- _PROBLEM DETAILS_
Show all lines that include the string "label"; copy each one.
[BEGIN]
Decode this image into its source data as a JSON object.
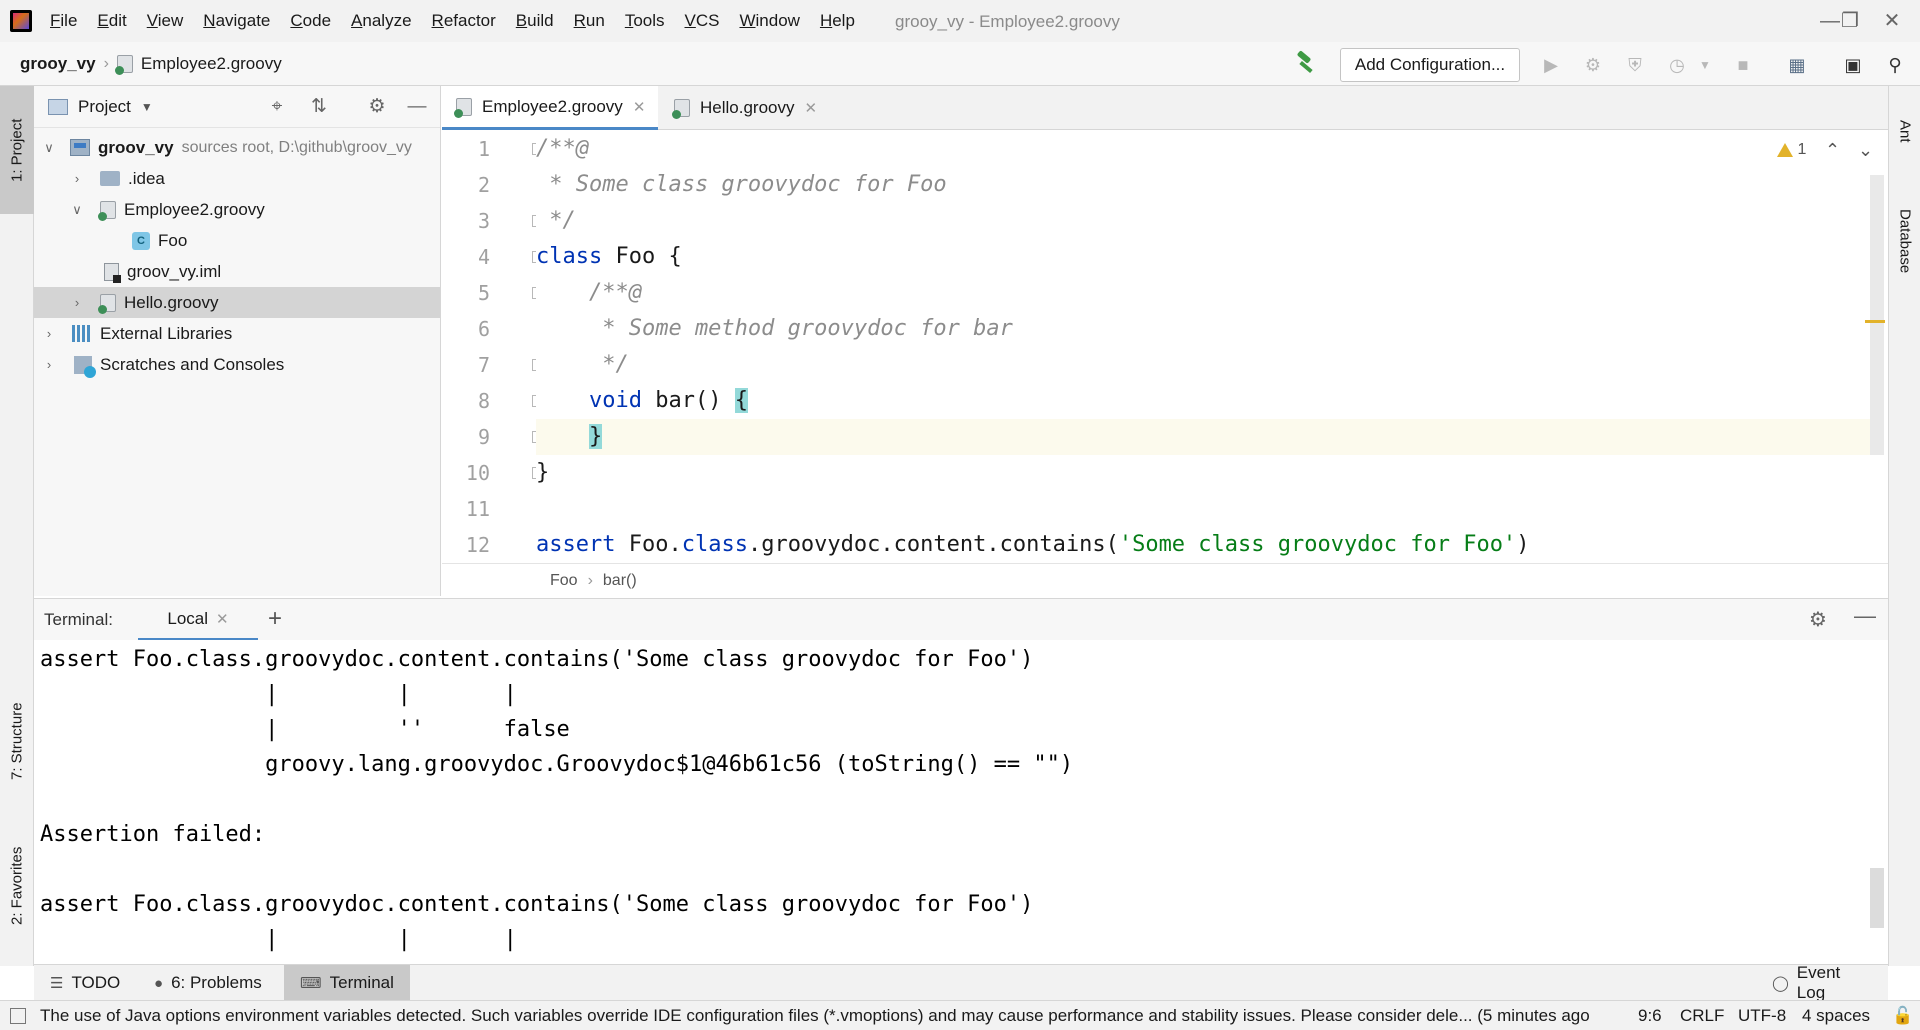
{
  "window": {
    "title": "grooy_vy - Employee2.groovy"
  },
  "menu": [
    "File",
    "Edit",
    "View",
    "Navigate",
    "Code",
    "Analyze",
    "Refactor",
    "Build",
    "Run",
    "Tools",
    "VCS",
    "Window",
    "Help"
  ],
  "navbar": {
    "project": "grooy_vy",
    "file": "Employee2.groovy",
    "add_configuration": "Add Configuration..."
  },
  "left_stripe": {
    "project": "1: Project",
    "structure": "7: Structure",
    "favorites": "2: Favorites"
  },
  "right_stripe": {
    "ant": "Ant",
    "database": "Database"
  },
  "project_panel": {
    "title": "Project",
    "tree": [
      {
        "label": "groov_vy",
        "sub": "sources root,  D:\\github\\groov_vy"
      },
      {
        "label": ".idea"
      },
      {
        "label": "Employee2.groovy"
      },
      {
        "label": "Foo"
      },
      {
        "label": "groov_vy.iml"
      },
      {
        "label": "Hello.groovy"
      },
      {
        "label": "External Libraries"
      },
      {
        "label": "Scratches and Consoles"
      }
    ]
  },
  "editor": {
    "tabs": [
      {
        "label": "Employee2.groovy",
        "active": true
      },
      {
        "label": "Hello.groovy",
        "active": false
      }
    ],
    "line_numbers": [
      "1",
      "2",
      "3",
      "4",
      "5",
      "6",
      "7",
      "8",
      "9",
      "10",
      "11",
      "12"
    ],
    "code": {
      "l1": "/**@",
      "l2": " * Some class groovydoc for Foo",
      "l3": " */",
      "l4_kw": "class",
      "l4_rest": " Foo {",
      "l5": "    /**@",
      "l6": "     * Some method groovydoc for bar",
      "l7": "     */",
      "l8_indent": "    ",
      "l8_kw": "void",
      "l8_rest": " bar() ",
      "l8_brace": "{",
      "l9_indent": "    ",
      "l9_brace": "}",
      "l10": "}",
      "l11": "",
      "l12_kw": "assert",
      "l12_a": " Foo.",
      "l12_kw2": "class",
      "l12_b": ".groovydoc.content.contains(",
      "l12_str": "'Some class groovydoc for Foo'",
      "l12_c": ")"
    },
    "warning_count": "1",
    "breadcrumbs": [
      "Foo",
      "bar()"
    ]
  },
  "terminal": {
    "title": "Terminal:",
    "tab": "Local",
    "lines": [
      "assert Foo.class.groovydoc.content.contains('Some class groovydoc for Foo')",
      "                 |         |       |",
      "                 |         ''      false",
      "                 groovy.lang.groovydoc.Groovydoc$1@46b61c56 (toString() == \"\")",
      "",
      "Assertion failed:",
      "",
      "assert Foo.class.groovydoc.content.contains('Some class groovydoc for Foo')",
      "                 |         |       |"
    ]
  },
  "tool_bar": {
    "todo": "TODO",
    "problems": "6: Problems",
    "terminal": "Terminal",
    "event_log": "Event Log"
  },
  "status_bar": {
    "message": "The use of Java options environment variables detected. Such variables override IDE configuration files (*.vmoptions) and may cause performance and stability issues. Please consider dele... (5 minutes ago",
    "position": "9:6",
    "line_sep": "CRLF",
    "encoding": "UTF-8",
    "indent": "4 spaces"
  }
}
[END]
- _ANSWER_
        "label": "groov_vy",
        "label": ".idea"
        "label": "Employee2.groovy"
        "label": "Foo"
        "label": "groov_vy.iml"
        "label": "Hello.groovy"
        "label": "External Libraries"
        "label": "Scratches and Consoles"
        "label": "Employee2.groovy",
        "label": "Hello.groovy",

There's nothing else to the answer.